(Stored data)
* * * * * * * * *
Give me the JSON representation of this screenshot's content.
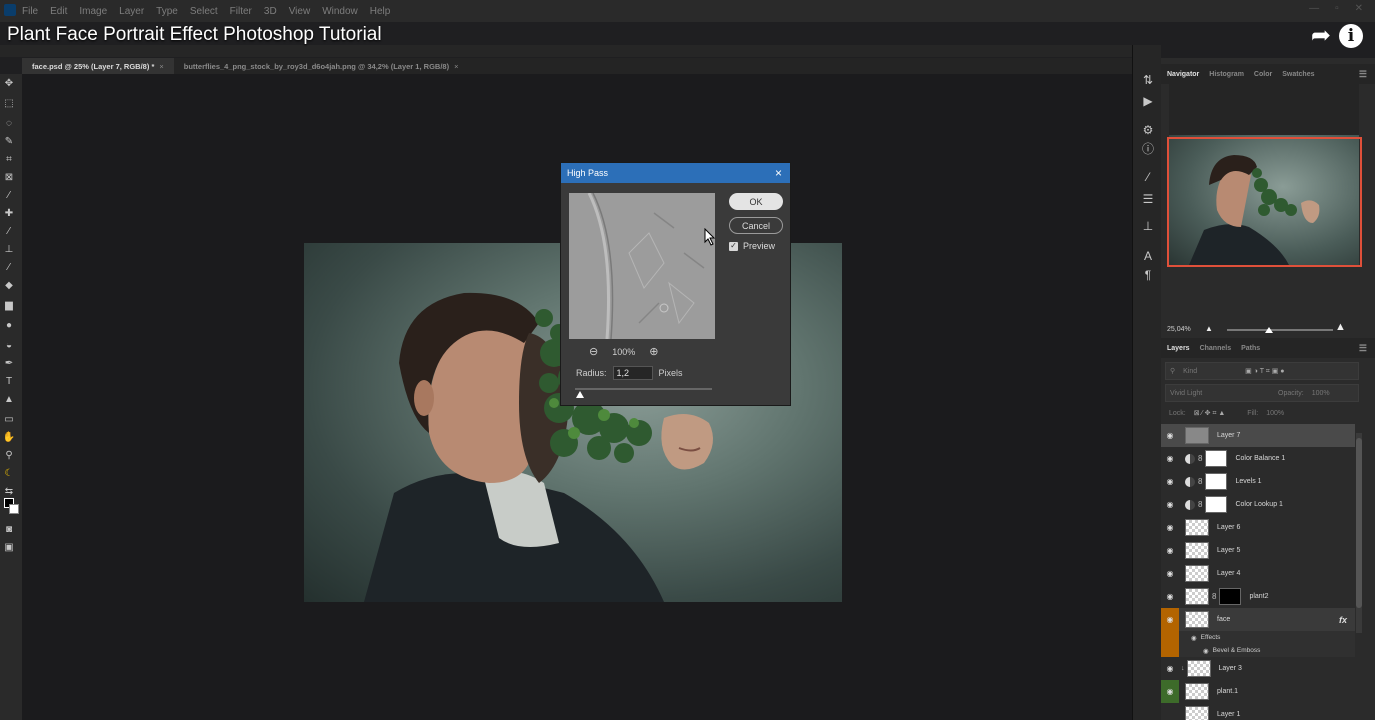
{
  "menu": {
    "items": [
      "File",
      "Edit",
      "Image",
      "Layer",
      "Type",
      "Select",
      "Filter",
      "3D",
      "View",
      "Window",
      "Help"
    ]
  },
  "video": {
    "title": "Plant Face Portrait Effect Photoshop Tutorial"
  },
  "document_tabs": [
    {
      "label": "face.psd @ 25% (Layer 7, RGB/8) *",
      "close": "×"
    },
    {
      "label": "butterflies_4_png_stock_by_roy3d_d6o4jah.png @ 34,2% (Layer 1, RGB/8)",
      "close": "×"
    }
  ],
  "dialog": {
    "title": "High Pass",
    "close": "×",
    "ok_label": "OK",
    "cancel_label": "Cancel",
    "preview_label": "Preview",
    "preview_checked": true,
    "zoom_value": "100%",
    "radius_label": "Radius:",
    "radius_value": "1,2",
    "radius_unit": "Pixels"
  },
  "panels": {
    "top_tabs": [
      "Navigator",
      "Histogram",
      "Color",
      "Swatches"
    ],
    "navigator_zoom": "25,04%",
    "layer_tabs": [
      "Layers",
      "Channels",
      "Paths"
    ],
    "filter_kind": "Kind",
    "blend_mode": "Vivid Light",
    "opacity_label": "Opacity:",
    "opacity_value": "100%",
    "lock_label": "Lock:",
    "fill_label": "Fill:",
    "fill_value": "100%"
  },
  "layers": [
    {
      "name": "Layer 7",
      "thumb": "gray",
      "selected": true
    },
    {
      "name": "Color Balance 1",
      "thumb": "adjust"
    },
    {
      "name": "Levels 1",
      "thumb": "adjust"
    },
    {
      "name": "Color Lookup 1",
      "thumb": "adjust"
    },
    {
      "name": "Layer 6",
      "thumb": "checker"
    },
    {
      "name": "Layer 5",
      "thumb": "checker"
    },
    {
      "name": "Layer 4",
      "thumb": "checker"
    },
    {
      "name": "plant2",
      "thumb": "mask"
    },
    {
      "name": "face",
      "thumb": "checker",
      "fx": "fx",
      "effects_label": "Effects",
      "effect_name": "Bevel & Emboss"
    },
    {
      "name": "Layer 3",
      "thumb": "checker"
    },
    {
      "name": "plant.1",
      "thumb": "checker"
    },
    {
      "name": "Layer 1",
      "thumb": "checker"
    }
  ]
}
* * * * * * * * *
Return each line where "Color" shows up.

      "Color",
      "name": "Color Balance 1",
      "name": "Color Lookup 1",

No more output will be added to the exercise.